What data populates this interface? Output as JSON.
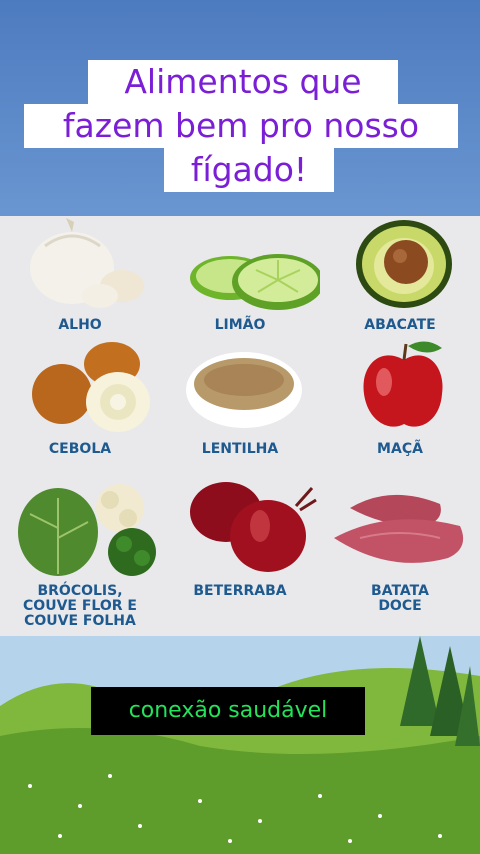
{
  "title": {
    "line1": "Alimentos que",
    "line2": "fazem bem pro nosso",
    "line3": "fígado!"
  },
  "foods": [
    {
      "label": "ALHO",
      "icon": "garlic-icon"
    },
    {
      "label": "LIMÃO",
      "icon": "lime-icon"
    },
    {
      "label": "ABACATE",
      "icon": "avocado-icon"
    },
    {
      "label": "CEBOLA",
      "icon": "onion-icon"
    },
    {
      "label": "LENTILHA",
      "icon": "lentil-icon"
    },
    {
      "label": "MAÇÃ",
      "icon": "apple-icon"
    },
    {
      "label": "BRÓCOLIS,\nCOUVE FLOR E\nCOUVE FOLHA",
      "icon": "broccoli-icon"
    },
    {
      "label": "BETERRABA",
      "icon": "beet-icon"
    },
    {
      "label": "BATATA\nDOCE",
      "icon": "sweet-potato-icon"
    }
  ],
  "caption": "conexão saudável",
  "colors": {
    "title": "#7a1fd6",
    "label": "#1e5a8f",
    "caption_text": "#22e35a"
  }
}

────────────────────────────────────────

### YOUR TASK
Every entry must be written out exactly, with all pictures left out.

### EXERCISE SOLUTION
What data populates this interface? Output as JSON.
{
  "title": {
    "line1": "Alimentos que",
    "line2": "fazem bem pro nosso",
    "line3": "fígado!"
  },
  "foods": [
    {
      "label": "ALHO",
      "icon": "garlic-icon"
    },
    {
      "label": "LIMÃO",
      "icon": "lime-icon"
    },
    {
      "label": "ABACATE",
      "icon": "avocado-icon"
    },
    {
      "label": "CEBOLA",
      "icon": "onion-icon"
    },
    {
      "label": "LENTILHA",
      "icon": "lentil-icon"
    },
    {
      "label": "MAÇÃ",
      "icon": "apple-icon"
    },
    {
      "label": "BRÓCOLIS,\nCOUVE FLOR E\nCOUVE FOLHA",
      "icon": "broccoli-icon"
    },
    {
      "label": "BETERRABA",
      "icon": "beet-icon"
    },
    {
      "label": "BATATA\nDOCE",
      "icon": "sweet-potato-icon"
    }
  ],
  "caption": "conexão saudável",
  "colors": {
    "title": "#7a1fd6",
    "label": "#1e5a8f",
    "caption_text": "#22e35a"
  }
}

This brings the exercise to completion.